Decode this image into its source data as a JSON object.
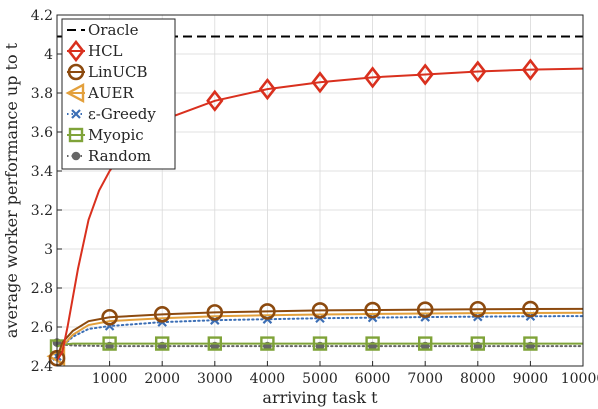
{
  "chart_data": {
    "type": "line",
    "title": "",
    "xlabel": "arriving task t",
    "ylabel": "average worker performance up to t",
    "xlim": [
      0,
      10000
    ],
    "ylim": [
      2.4,
      4.2
    ],
    "xticks": [
      1000,
      2000,
      3000,
      4000,
      5000,
      6000,
      7000,
      8000,
      9000,
      10000
    ],
    "yticks": [
      2.4,
      2.6,
      2.8,
      3.0,
      3.2,
      3.4,
      3.6,
      3.8,
      4.0,
      4.2
    ],
    "ytick_labels": [
      "2.4",
      "2.6",
      "2.8",
      "3",
      "3.2",
      "3.4",
      "3.6",
      "3.8",
      "4",
      "4.2"
    ],
    "grid": true,
    "legend_position": "top-left",
    "series": [
      {
        "name": "Oracle",
        "color": "#000000",
        "style": "dashed",
        "marker": "none",
        "x": [
          0,
          10000
        ],
        "y": [
          4.09,
          4.09
        ]
      },
      {
        "name": "HCL",
        "color": "#d9301e",
        "style": "solid",
        "marker": "diamond",
        "x": [
          0,
          100,
          200,
          400,
          600,
          800,
          1000,
          1500,
          2000,
          3000,
          4000,
          5000,
          6000,
          7000,
          8000,
          9000,
          10000
        ],
        "y": [
          2.43,
          2.47,
          2.6,
          2.9,
          3.15,
          3.3,
          3.4,
          3.58,
          3.66,
          3.76,
          3.82,
          3.855,
          3.88,
          3.895,
          3.91,
          3.92,
          3.925
        ],
        "marker_x": [
          3000,
          4000,
          5000,
          6000,
          7000,
          8000,
          9000
        ],
        "marker_y": [
          3.76,
          3.82,
          3.855,
          3.88,
          3.895,
          3.91,
          3.92
        ]
      },
      {
        "name": "LinUCB",
        "color": "#8c4a0f",
        "style": "solid",
        "marker": "circle",
        "x": [
          0,
          100,
          300,
          600,
          1000,
          2000,
          3000,
          4000,
          5000,
          6000,
          7000,
          8000,
          9000,
          10000
        ],
        "y": [
          2.44,
          2.52,
          2.58,
          2.63,
          2.65,
          2.665,
          2.675,
          2.68,
          2.685,
          2.687,
          2.689,
          2.691,
          2.692,
          2.693
        ],
        "marker_x": [
          0,
          1000,
          2000,
          3000,
          4000,
          5000,
          6000,
          7000,
          8000,
          9000
        ],
        "marker_y": [
          2.44,
          2.65,
          2.665,
          2.675,
          2.68,
          2.685,
          2.687,
          2.689,
          2.691,
          2.692
        ]
      },
      {
        "name": "AUER",
        "color": "#e3a03c",
        "style": "solid",
        "marker": "triangle-left",
        "x": [
          0,
          100,
          300,
          600,
          1000,
          2000,
          3000,
          4000,
          5000,
          6000,
          7000,
          8000,
          9000,
          10000
        ],
        "y": [
          2.45,
          2.5,
          2.56,
          2.61,
          2.63,
          2.645,
          2.655,
          2.66,
          2.664,
          2.667,
          2.669,
          2.671,
          2.672,
          2.673
        ],
        "marker_x": [
          0
        ],
        "marker_y": [
          2.45
        ]
      },
      {
        "name": "ε-Greedy",
        "color": "#3b6eb5",
        "style": "dotted",
        "marker": "x",
        "x": [
          0,
          100,
          300,
          600,
          1000,
          2000,
          3000,
          4000,
          5000,
          6000,
          7000,
          8000,
          9000,
          10000
        ],
        "y": [
          2.45,
          2.5,
          2.55,
          2.59,
          2.605,
          2.625,
          2.635,
          2.64,
          2.645,
          2.648,
          2.651,
          2.653,
          2.655,
          2.656
        ],
        "marker_x": [
          0,
          1000,
          2000,
          3000,
          4000,
          5000,
          6000,
          7000,
          8000,
          9000
        ],
        "marker_y": [
          2.45,
          2.605,
          2.625,
          2.635,
          2.64,
          2.645,
          2.648,
          2.651,
          2.653,
          2.655
        ]
      },
      {
        "name": "Myopic",
        "color": "#7fa339",
        "style": "solid",
        "marker": "square",
        "x": [
          0,
          100,
          300,
          1000,
          10000
        ],
        "y": [
          2.5,
          2.51,
          2.515,
          2.515,
          2.515
        ],
        "marker_x": [
          0,
          1000,
          2000,
          3000,
          4000,
          5000,
          6000,
          7000,
          8000,
          9000
        ],
        "marker_y": [
          2.5,
          2.515,
          2.515,
          2.515,
          2.515,
          2.515,
          2.515,
          2.515,
          2.515,
          2.515
        ]
      },
      {
        "name": "Random",
        "color": "#666666",
        "style": "dotted",
        "marker": "dot",
        "x": [
          0,
          100,
          300,
          1000,
          10000
        ],
        "y": [
          2.52,
          2.51,
          2.505,
          2.502,
          2.502
        ],
        "marker_x": [
          0,
          1000,
          2000,
          3000,
          4000,
          5000,
          6000,
          7000,
          8000,
          9000
        ],
        "marker_y": [
          2.52,
          2.502,
          2.502,
          2.502,
          2.502,
          2.502,
          2.502,
          2.502,
          2.502,
          2.502
        ]
      }
    ]
  }
}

****

§ Requirement: Leave out every picture and copy the rest of the records exactly.

§ Final result:
Decode this image into its source data as a JSON object.
{
  "chart_data": {
    "type": "line",
    "title": "",
    "xlabel": "arriving task t",
    "ylabel": "average worker performance up to t",
    "xlim": [
      0,
      10000
    ],
    "ylim": [
      2.4,
      4.2
    ],
    "xticks": [
      1000,
      2000,
      3000,
      4000,
      5000,
      6000,
      7000,
      8000,
      9000,
      10000
    ],
    "yticks": [
      2.4,
      2.6,
      2.8,
      3.0,
      3.2,
      3.4,
      3.6,
      3.8,
      4.0,
      4.2
    ],
    "ytick_labels": [
      "2.4",
      "2.6",
      "2.8",
      "3",
      "3.2",
      "3.4",
      "3.6",
      "3.8",
      "4",
      "4.2"
    ],
    "grid": true,
    "legend_position": "top-left",
    "series": [
      {
        "name": "Oracle",
        "color": "#000000",
        "style": "dashed",
        "marker": "none",
        "x": [
          0,
          10000
        ],
        "y": [
          4.09,
          4.09
        ]
      },
      {
        "name": "HCL",
        "color": "#d9301e",
        "style": "solid",
        "marker": "diamond",
        "x": [
          0,
          100,
          200,
          400,
          600,
          800,
          1000,
          1500,
          2000,
          3000,
          4000,
          5000,
          6000,
          7000,
          8000,
          9000,
          10000
        ],
        "y": [
          2.43,
          2.47,
          2.6,
          2.9,
          3.15,
          3.3,
          3.4,
          3.58,
          3.66,
          3.76,
          3.82,
          3.855,
          3.88,
          3.895,
          3.91,
          3.92,
          3.925
        ],
        "marker_x": [
          3000,
          4000,
          5000,
          6000,
          7000,
          8000,
          9000
        ],
        "marker_y": [
          3.76,
          3.82,
          3.855,
          3.88,
          3.895,
          3.91,
          3.92
        ]
      },
      {
        "name": "LinUCB",
        "color": "#8c4a0f",
        "style": "solid",
        "marker": "circle",
        "x": [
          0,
          100,
          300,
          600,
          1000,
          2000,
          3000,
          4000,
          5000,
          6000,
          7000,
          8000,
          9000,
          10000
        ],
        "y": [
          2.44,
          2.52,
          2.58,
          2.63,
          2.65,
          2.665,
          2.675,
          2.68,
          2.685,
          2.687,
          2.689,
          2.691,
          2.692,
          2.693
        ],
        "marker_x": [
          0,
          1000,
          2000,
          3000,
          4000,
          5000,
          6000,
          7000,
          8000,
          9000
        ],
        "marker_y": [
          2.44,
          2.65,
          2.665,
          2.675,
          2.68,
          2.685,
          2.687,
          2.689,
          2.691,
          2.692
        ]
      },
      {
        "name": "AUER",
        "color": "#e3a03c",
        "style": "solid",
        "marker": "triangle-left",
        "x": [
          0,
          100,
          300,
          600,
          1000,
          2000,
          3000,
          4000,
          5000,
          6000,
          7000,
          8000,
          9000,
          10000
        ],
        "y": [
          2.45,
          2.5,
          2.56,
          2.61,
          2.63,
          2.645,
          2.655,
          2.66,
          2.664,
          2.667,
          2.669,
          2.671,
          2.672,
          2.673
        ],
        "marker_x": [
          0
        ],
        "marker_y": [
          2.45
        ]
      },
      {
        "name": "ε-Greedy",
        "color": "#3b6eb5",
        "style": "dotted",
        "marker": "x",
        "x": [
          0,
          100,
          300,
          600,
          1000,
          2000,
          3000,
          4000,
          5000,
          6000,
          7000,
          8000,
          9000,
          10000
        ],
        "y": [
          2.45,
          2.5,
          2.55,
          2.59,
          2.605,
          2.625,
          2.635,
          2.64,
          2.645,
          2.648,
          2.651,
          2.653,
          2.655,
          2.656
        ],
        "marker_x": [
          0,
          1000,
          2000,
          3000,
          4000,
          5000,
          6000,
          7000,
          8000,
          9000
        ],
        "marker_y": [
          2.45,
          2.605,
          2.625,
          2.635,
          2.64,
          2.645,
          2.648,
          2.651,
          2.653,
          2.655
        ]
      },
      {
        "name": "Myopic",
        "color": "#7fa339",
        "style": "solid",
        "marker": "square",
        "x": [
          0,
          100,
          300,
          1000,
          10000
        ],
        "y": [
          2.5,
          2.51,
          2.515,
          2.515,
          2.515
        ],
        "marker_x": [
          0,
          1000,
          2000,
          3000,
          4000,
          5000,
          6000,
          7000,
          8000,
          9000
        ],
        "marker_y": [
          2.5,
          2.515,
          2.515,
          2.515,
          2.515,
          2.515,
          2.515,
          2.515,
          2.515,
          2.515
        ]
      },
      {
        "name": "Random",
        "color": "#666666",
        "style": "dotted",
        "marker": "dot",
        "x": [
          0,
          100,
          300,
          1000,
          10000
        ],
        "y": [
          2.52,
          2.51,
          2.505,
          2.502,
          2.502
        ],
        "marker_x": [
          0,
          1000,
          2000,
          3000,
          4000,
          5000,
          6000,
          7000,
          8000,
          9000
        ],
        "marker_y": [
          2.52,
          2.502,
          2.502,
          2.502,
          2.502,
          2.502,
          2.502,
          2.502,
          2.502,
          2.502
        ]
      }
    ]
  }
}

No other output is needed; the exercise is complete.